## Instructions to follow
Find how many lines in the material contain "title"; your answer should be that number alone.

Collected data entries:
== == ==

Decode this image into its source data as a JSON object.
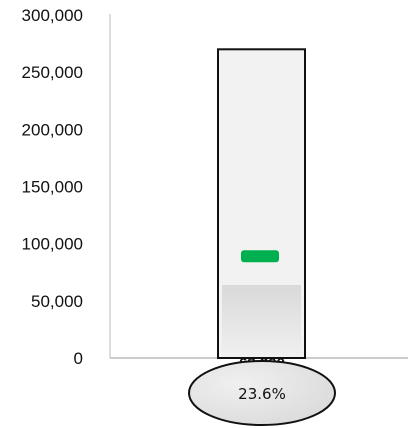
{
  "chart_data": {
    "type": "bar",
    "title": "",
    "xlabel": "",
    "ylabel": "",
    "ylim": [
      0,
      300000
    ],
    "yticks": [
      0,
      50000,
      100000,
      150000,
      200000,
      250000,
      300000
    ],
    "ytick_labels": [
      "0",
      "50,000",
      "100,000",
      "150,000",
      "200,000",
      "250,000",
      "300,000"
    ],
    "grid": false,
    "legend": "none",
    "target": 270000,
    "actual": 63800,
    "marker_value": 89000,
    "percent_label": "23.6%",
    "bar_label": "63,800",
    "colors": {
      "outline": "#111111",
      "outer_fill": "#f2f2f2",
      "actual_fill_top": "#d9d9d9",
      "actual_fill_bottom": "#f0f0f0",
      "marker": "#00b050",
      "ellipse_fill": "#d9d9d9",
      "axis": "#999999"
    }
  }
}
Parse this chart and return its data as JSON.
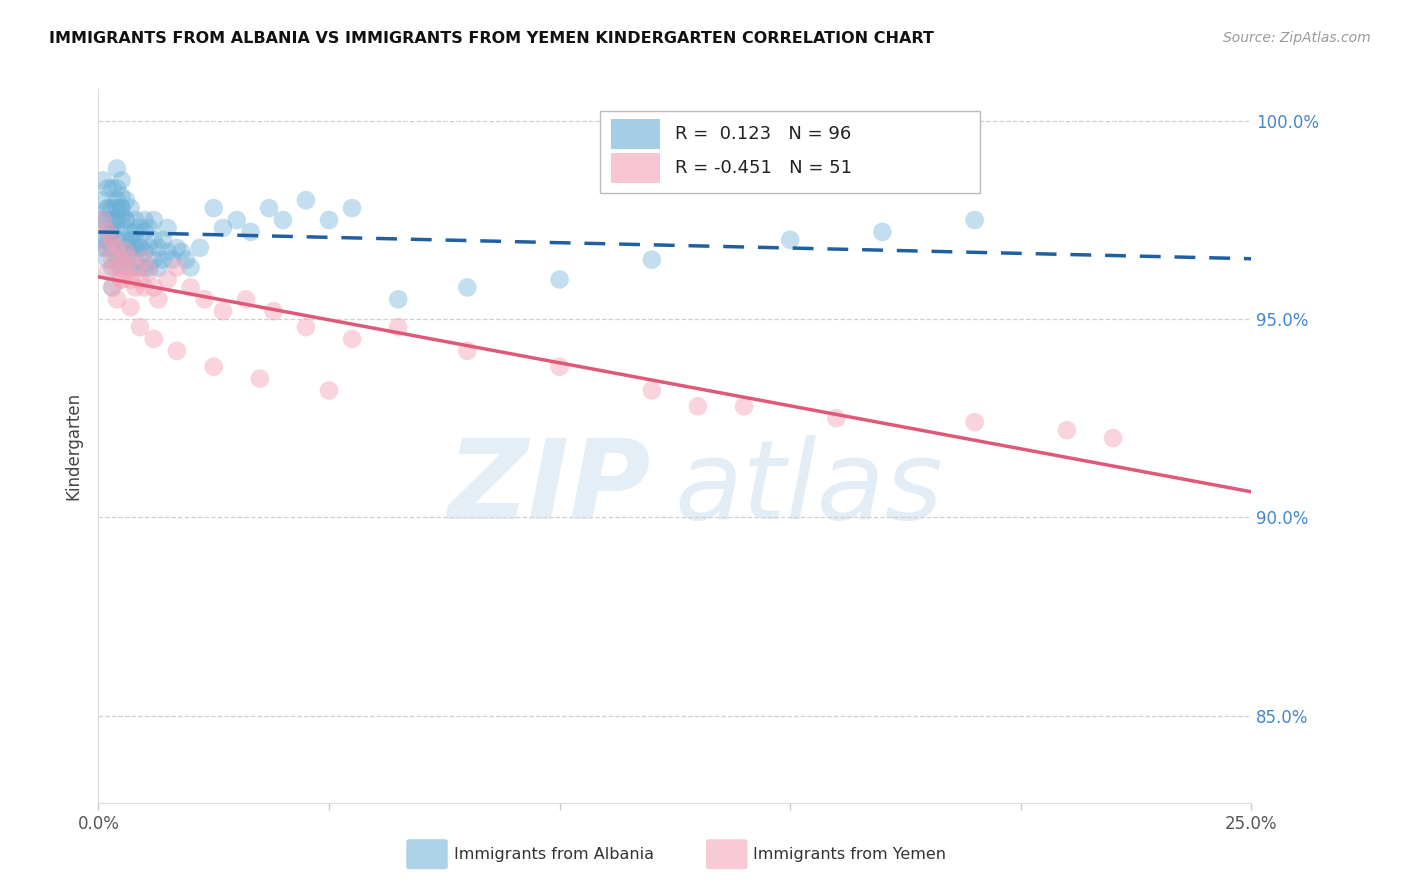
{
  "title": "IMMIGRANTS FROM ALBANIA VS IMMIGRANTS FROM YEMEN KINDERGARTEN CORRELATION CHART",
  "source": "Source: ZipAtlas.com",
  "ylabel": "Kindergarten",
  "x_min": 0.0,
  "x_max": 0.25,
  "y_min": 0.828,
  "y_max": 1.008,
  "albania_R": 0.123,
  "albania_N": 96,
  "yemen_R": -0.451,
  "yemen_N": 51,
  "albania_color": "#6aaed6",
  "albania_line_color": "#2060a0",
  "yemen_color": "#f4a0b5",
  "yemen_line_color": "#e05878",
  "legend_label_albania": "Immigrants from Albania",
  "legend_label_yemen": "Immigrants from Yemen",
  "yticks": [
    0.85,
    0.9,
    0.95,
    1.0
  ],
  "ytick_labels": [
    "85.0%",
    "90.0%",
    "95.0%",
    "100.0%"
  ],
  "albania_x": [
    0.001,
    0.001,
    0.001,
    0.001,
    0.002,
    0.002,
    0.002,
    0.002,
    0.002,
    0.002,
    0.003,
    0.003,
    0.003,
    0.003,
    0.003,
    0.003,
    0.004,
    0.004,
    0.004,
    0.004,
    0.004,
    0.004,
    0.005,
    0.005,
    0.005,
    0.005,
    0.005,
    0.005,
    0.006,
    0.006,
    0.006,
    0.006,
    0.006,
    0.007,
    0.007,
    0.007,
    0.007,
    0.008,
    0.008,
    0.008,
    0.008,
    0.009,
    0.009,
    0.009,
    0.01,
    0.01,
    0.01,
    0.01,
    0.011,
    0.011,
    0.011,
    0.012,
    0.012,
    0.012,
    0.013,
    0.013,
    0.014,
    0.014,
    0.015,
    0.015,
    0.016,
    0.017,
    0.018,
    0.019,
    0.02,
    0.022,
    0.025,
    0.027,
    0.03,
    0.033,
    0.037,
    0.04,
    0.045,
    0.05,
    0.055,
    0.065,
    0.08,
    0.1,
    0.12,
    0.15,
    0.17,
    0.19,
    0.007,
    0.008,
    0.009,
    0.006,
    0.005,
    0.004,
    0.003,
    0.002,
    0.001,
    0.001,
    0.002,
    0.003,
    0.004,
    0.005
  ],
  "albania_y": [
    0.98,
    0.975,
    0.97,
    0.985,
    0.975,
    0.97,
    0.978,
    0.983,
    0.965,
    0.968,
    0.972,
    0.978,
    0.983,
    0.968,
    0.963,
    0.958,
    0.975,
    0.97,
    0.965,
    0.978,
    0.983,
    0.988,
    0.972,
    0.967,
    0.963,
    0.976,
    0.981,
    0.985,
    0.97,
    0.965,
    0.975,
    0.98,
    0.968,
    0.972,
    0.967,
    0.963,
    0.978,
    0.97,
    0.965,
    0.975,
    0.968,
    0.968,
    0.973,
    0.963,
    0.972,
    0.967,
    0.963,
    0.975,
    0.968,
    0.973,
    0.963,
    0.97,
    0.965,
    0.975,
    0.968,
    0.963,
    0.97,
    0.965,
    0.967,
    0.973,
    0.965,
    0.968,
    0.967,
    0.965,
    0.963,
    0.968,
    0.978,
    0.973,
    0.975,
    0.972,
    0.978,
    0.975,
    0.98,
    0.975,
    0.978,
    0.955,
    0.958,
    0.96,
    0.965,
    0.97,
    0.972,
    0.975,
    0.97,
    0.972,
    0.968,
    0.975,
    0.978,
    0.98,
    0.975,
    0.972,
    0.968,
    0.975,
    0.978,
    0.972,
    0.975,
    0.978
  ],
  "yemen_x": [
    0.001,
    0.002,
    0.002,
    0.003,
    0.003,
    0.004,
    0.004,
    0.005,
    0.005,
    0.006,
    0.006,
    0.007,
    0.007,
    0.008,
    0.008,
    0.009,
    0.01,
    0.01,
    0.011,
    0.012,
    0.013,
    0.015,
    0.017,
    0.02,
    0.023,
    0.027,
    0.032,
    0.038,
    0.045,
    0.055,
    0.065,
    0.08,
    0.1,
    0.12,
    0.14,
    0.16,
    0.002,
    0.003,
    0.004,
    0.005,
    0.007,
    0.009,
    0.012,
    0.017,
    0.025,
    0.035,
    0.05,
    0.13,
    0.19,
    0.21,
    0.22
  ],
  "yemen_y": [
    0.975,
    0.972,
    0.968,
    0.97,
    0.965,
    0.968,
    0.963,
    0.965,
    0.96,
    0.962,
    0.967,
    0.96,
    0.965,
    0.958,
    0.963,
    0.96,
    0.965,
    0.958,
    0.962,
    0.958,
    0.955,
    0.96,
    0.963,
    0.958,
    0.955,
    0.952,
    0.955,
    0.952,
    0.948,
    0.945,
    0.948,
    0.942,
    0.938,
    0.932,
    0.928,
    0.925,
    0.962,
    0.958,
    0.955,
    0.96,
    0.953,
    0.948,
    0.945,
    0.942,
    0.938,
    0.935,
    0.932,
    0.928,
    0.924,
    0.922,
    0.92
  ]
}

== == ==

## Response
2